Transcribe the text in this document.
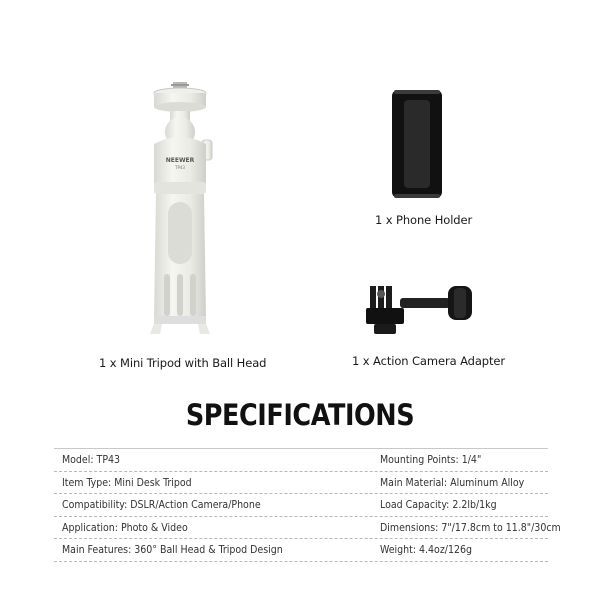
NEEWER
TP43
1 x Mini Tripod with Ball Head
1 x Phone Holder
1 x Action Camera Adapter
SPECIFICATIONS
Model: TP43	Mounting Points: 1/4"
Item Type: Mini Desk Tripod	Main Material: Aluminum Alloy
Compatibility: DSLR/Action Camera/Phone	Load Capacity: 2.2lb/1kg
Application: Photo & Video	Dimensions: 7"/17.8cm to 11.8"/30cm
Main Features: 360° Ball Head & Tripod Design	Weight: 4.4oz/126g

***

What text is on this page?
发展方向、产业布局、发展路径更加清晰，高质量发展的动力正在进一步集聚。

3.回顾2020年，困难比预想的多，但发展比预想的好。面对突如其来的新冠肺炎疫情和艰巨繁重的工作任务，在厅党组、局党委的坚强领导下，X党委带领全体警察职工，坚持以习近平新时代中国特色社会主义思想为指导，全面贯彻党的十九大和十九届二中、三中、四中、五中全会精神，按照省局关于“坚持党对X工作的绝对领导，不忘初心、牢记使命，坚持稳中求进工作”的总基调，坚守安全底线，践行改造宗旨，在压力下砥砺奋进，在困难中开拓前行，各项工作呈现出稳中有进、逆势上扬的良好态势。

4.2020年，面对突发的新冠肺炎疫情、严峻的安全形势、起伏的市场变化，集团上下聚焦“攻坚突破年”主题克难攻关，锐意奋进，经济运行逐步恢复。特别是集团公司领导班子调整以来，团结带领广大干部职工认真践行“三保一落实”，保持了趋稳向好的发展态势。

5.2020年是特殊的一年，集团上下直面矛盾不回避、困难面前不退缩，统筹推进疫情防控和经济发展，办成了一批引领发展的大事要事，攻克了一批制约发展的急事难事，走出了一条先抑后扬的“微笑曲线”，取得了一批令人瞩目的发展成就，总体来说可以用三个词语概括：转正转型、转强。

***

▶ [Your objective]
Search the listing above for the string "Tripod". Copy every line that contains it.

▶ [Final result]
1 x Mini Tripod with Ball Head
Item Type: Mini Desk Tripod	Main Material: Aluminum Alloy
Main Features: 360° Ball Head & Tripod Design	Weight: 4.4oz/126g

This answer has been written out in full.